= Extract to read =
<<<<
## Overview

This notebook:

- creates a MessageHub instance in Bluemix
- produces some messages using vanilla python
- consumes those messages using vanilla python
- produces some more messages using vanilla python
- consumes those messages using scala spark streaming
- tears down the MessageHub instance

First setup pixiedust

In [3]:
!pip install --user --upgrade --quiet pixiedust
import pixiedust

jars = ["http://central.maven.org/maven2/org/apache/kafka/kafka-clients/0.9.0.0/kafka-clients-0.9.0.0.jar",
        "http://central.maven.org/maven2/org/apache/kafka/kafka_2.10/0.9.0.0/kafka_2.10-0.9.0.0.jar",
        "http://central.maven.org/maven2/org/apache/kafka/kafka-log4j-appender/0.9.0.0/kafka-log4j-appender-0.9.0.0.jar",
        "https://github.com/ibm-messaging/message-hub-samples/raw/master/java/message-hub-login-library/messagehub.login-1.0.0.jar",
        "https://github.com/ibm-messaging/iot-messgehub-spark-samples/releases/download/v0.1/streaming-kafka.jar"]

for j in jars:
    pixiedust.installPackage(j)
    
print("\n** If this is the first time you have run this notebook, please restart the kernel and re-run this notebook now. **")

Pixiedust database opened successfully
Pixiedust version 0.58
Package already installed: http://central.maven.org/maven2/org/apache/kafka/kafka-clients/0.9.0.0/kafka-clients-0.9.0.0.jar
Package already installed: http://central.maven.org/maven2/org/apache/kafka/kafka_2.10/0.9.0.0/kafka_2.10-0.9.0.0.jar
Package already installed: http://central.maven.org/maven2/org/apache/kafka/kafka-log4j-appender/0.9.0.0/kafka-log4j-appender-0.9.0.0.jar
Package already installed: https://github.com/ibm-messaging/message-hub-samples/raw/master/java/message-hub-login-library/messagehub.login-1.0.0.jar
Package already installed: https://github.com/ibm-messaging/iot-messgehub-spark-samples/releases/download/v0.1/streaming-kafka.jar

** If this is the first time you have run this notebook, please restart the kernel and re-run this notebook now. **


Enter your bluemix ID

In [4]:
from getpass import getpass
ibm_id = raw_input("IBM ID: ")

IBM ID: chris.snow@uk.ibm.com


Enter your bluemix ID password

In [5]:
from getpass import getpass
ibm_id_password = getpass("Password: ")
>>>>
= Task prompt =
Copy out, word for word, the part of the MessageHub notebook above starting at "First setup pixiedust" and ending at "pixiedust.installPackage(j)".

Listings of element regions
<<<<
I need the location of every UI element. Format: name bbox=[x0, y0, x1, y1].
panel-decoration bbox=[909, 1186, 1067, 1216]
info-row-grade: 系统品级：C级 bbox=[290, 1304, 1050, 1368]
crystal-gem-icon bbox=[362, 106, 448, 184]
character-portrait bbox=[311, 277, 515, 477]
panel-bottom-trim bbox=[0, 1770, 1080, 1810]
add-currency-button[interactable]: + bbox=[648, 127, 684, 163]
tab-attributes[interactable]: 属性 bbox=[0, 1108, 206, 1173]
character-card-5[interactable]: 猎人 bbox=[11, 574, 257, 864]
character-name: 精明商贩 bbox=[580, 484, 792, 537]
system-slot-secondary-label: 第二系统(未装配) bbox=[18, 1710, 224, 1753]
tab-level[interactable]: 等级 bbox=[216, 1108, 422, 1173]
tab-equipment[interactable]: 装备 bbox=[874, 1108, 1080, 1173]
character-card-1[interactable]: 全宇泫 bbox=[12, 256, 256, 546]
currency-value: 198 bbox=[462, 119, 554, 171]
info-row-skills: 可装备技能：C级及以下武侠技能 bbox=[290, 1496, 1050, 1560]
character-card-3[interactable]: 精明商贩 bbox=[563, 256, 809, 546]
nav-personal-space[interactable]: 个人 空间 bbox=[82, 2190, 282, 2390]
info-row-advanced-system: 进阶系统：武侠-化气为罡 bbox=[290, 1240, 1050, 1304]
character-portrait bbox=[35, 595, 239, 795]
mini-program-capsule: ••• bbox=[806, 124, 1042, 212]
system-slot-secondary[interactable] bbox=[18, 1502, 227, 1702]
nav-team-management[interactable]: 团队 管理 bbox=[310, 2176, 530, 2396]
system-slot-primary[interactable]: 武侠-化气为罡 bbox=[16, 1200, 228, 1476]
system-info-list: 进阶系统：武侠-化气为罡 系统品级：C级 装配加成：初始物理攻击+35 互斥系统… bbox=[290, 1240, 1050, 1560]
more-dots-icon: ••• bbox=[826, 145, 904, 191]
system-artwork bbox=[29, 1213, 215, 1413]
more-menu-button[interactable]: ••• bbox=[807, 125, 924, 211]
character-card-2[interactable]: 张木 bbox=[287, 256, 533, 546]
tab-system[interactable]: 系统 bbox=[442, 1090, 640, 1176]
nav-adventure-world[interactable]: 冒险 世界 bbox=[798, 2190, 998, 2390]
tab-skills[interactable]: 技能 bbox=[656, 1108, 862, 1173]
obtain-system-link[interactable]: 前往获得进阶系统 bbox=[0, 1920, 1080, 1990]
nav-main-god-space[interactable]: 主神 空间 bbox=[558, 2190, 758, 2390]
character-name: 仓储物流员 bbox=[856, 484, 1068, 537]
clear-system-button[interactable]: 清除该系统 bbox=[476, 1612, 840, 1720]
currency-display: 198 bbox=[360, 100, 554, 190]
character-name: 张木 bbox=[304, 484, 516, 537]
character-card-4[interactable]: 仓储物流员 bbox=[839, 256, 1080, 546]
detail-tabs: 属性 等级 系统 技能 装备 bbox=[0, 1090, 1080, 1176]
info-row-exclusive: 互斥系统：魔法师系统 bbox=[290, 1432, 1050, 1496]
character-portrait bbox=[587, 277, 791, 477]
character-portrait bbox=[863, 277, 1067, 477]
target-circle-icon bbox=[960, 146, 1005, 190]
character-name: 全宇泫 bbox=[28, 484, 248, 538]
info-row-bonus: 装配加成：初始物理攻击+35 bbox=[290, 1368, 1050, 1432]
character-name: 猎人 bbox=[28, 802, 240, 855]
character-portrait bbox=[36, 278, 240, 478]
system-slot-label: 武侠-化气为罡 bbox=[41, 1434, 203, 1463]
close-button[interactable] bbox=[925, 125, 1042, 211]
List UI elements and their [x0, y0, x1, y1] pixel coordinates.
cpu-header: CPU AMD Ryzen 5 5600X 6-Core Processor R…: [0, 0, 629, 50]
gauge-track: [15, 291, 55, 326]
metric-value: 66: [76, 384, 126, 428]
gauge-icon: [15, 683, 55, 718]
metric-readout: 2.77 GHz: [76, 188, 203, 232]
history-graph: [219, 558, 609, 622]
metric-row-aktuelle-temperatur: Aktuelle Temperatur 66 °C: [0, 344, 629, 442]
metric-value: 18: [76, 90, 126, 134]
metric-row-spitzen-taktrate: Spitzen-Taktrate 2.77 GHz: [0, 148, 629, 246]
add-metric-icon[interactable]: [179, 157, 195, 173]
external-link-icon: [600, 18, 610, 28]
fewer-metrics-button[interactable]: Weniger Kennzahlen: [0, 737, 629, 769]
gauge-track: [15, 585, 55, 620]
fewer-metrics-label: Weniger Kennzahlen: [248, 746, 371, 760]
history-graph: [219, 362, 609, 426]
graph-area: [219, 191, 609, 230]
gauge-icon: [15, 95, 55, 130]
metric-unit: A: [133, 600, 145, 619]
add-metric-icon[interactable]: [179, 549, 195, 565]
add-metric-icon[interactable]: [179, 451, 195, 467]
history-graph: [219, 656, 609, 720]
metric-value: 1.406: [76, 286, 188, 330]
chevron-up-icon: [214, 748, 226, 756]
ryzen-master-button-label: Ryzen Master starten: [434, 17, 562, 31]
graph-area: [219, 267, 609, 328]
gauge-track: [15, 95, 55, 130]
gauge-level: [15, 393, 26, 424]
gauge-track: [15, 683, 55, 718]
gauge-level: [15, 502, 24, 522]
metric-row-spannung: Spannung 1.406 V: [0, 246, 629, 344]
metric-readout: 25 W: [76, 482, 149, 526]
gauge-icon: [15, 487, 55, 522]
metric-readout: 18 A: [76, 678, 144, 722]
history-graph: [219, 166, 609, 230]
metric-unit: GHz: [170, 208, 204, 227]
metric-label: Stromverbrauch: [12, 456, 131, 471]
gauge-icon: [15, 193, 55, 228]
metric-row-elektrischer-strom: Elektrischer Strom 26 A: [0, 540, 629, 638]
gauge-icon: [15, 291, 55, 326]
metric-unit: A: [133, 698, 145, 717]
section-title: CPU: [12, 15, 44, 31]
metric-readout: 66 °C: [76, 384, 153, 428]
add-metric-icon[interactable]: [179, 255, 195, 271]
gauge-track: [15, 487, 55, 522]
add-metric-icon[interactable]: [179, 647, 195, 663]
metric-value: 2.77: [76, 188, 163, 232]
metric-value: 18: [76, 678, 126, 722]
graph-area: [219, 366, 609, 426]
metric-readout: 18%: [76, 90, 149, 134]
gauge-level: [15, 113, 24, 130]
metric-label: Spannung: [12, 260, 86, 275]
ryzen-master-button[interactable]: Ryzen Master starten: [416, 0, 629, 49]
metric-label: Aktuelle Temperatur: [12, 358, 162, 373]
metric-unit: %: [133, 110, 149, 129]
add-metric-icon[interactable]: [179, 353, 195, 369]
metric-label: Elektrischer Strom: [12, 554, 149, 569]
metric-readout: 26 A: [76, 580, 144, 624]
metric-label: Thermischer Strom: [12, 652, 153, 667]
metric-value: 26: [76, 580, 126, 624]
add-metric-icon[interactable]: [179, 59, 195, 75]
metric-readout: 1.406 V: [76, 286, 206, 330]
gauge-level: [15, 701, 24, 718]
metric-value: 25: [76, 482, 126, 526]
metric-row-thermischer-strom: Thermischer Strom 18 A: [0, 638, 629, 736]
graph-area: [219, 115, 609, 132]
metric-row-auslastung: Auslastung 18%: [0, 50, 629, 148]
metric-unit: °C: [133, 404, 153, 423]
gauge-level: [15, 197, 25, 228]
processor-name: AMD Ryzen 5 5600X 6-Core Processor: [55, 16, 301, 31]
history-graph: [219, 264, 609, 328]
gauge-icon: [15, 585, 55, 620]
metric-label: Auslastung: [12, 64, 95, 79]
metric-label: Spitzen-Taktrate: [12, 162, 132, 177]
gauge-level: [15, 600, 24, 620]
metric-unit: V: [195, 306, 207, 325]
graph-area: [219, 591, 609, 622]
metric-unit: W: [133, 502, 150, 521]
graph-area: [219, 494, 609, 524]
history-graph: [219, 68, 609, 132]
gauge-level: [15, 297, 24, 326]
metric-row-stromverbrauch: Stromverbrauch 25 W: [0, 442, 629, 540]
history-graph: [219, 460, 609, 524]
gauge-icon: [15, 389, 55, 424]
>>>>
= Solution =
First setup pixiedust

In [3]:
!pip install --user --upgrade --quiet pixiedust
import pixiedust

jars = ["http://central.maven.org/maven2/org/apache/kafka/kafka-clients/0.9.0.0/kafka-clients-0.9.0.0.jar",
        "http://central.maven.org/maven2/org/apache/kafka/kafka_2.10/0.9.0.0/kafka_2.10-0.9.0.0.jar",
        "http://central.maven.org/maven2/org/apache/kafka/kafka-log4j-appender/0.9.0.0/kafka-log4j-appender-0.9.0.0.jar",
        "https://github.com/ibm-messaging/message-hub-samples/raw/master/java/message-hub-login-library/messagehub.login-1.0.0.jar",
        "https://github.com/ibm-messaging/iot-messgehub-spark-samples/releases/download/v0.1/streaming-kafka.jar"]

for j in jars:
    pixiedust.installPackage(j)